**EXERCISE DETAILS:**
Copy each line of the records that contains the word "houses".
────────
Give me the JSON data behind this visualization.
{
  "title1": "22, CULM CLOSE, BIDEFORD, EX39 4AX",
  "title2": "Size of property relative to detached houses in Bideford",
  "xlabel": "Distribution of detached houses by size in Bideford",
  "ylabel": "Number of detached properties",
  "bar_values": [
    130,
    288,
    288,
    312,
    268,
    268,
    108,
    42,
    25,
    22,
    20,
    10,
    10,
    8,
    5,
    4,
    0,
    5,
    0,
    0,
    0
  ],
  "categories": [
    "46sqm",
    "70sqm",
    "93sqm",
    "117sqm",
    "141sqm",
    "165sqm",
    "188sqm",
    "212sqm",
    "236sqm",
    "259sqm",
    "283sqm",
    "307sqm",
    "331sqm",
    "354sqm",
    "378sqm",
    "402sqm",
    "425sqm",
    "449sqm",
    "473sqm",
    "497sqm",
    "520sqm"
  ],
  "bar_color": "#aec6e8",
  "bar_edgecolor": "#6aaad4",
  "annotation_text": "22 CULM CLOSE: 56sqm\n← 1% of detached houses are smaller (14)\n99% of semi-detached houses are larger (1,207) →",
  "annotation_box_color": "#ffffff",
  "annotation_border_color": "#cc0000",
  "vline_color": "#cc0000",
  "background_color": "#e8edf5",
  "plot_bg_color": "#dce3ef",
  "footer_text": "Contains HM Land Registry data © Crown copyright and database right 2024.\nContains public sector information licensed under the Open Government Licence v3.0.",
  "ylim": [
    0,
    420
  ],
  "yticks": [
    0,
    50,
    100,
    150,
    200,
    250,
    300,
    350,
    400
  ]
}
────────
**REPLY:**
  "title2": "Size of property relative to detached houses in Bideford",
  "xlabel": "Distribution of detached houses by size in Bideford",
  "annotation_text": "22 CULM CLOSE: 56sqm\n← 1% of detached houses are smaller (14)\n99% of semi-detached houses are larger (1,207) →",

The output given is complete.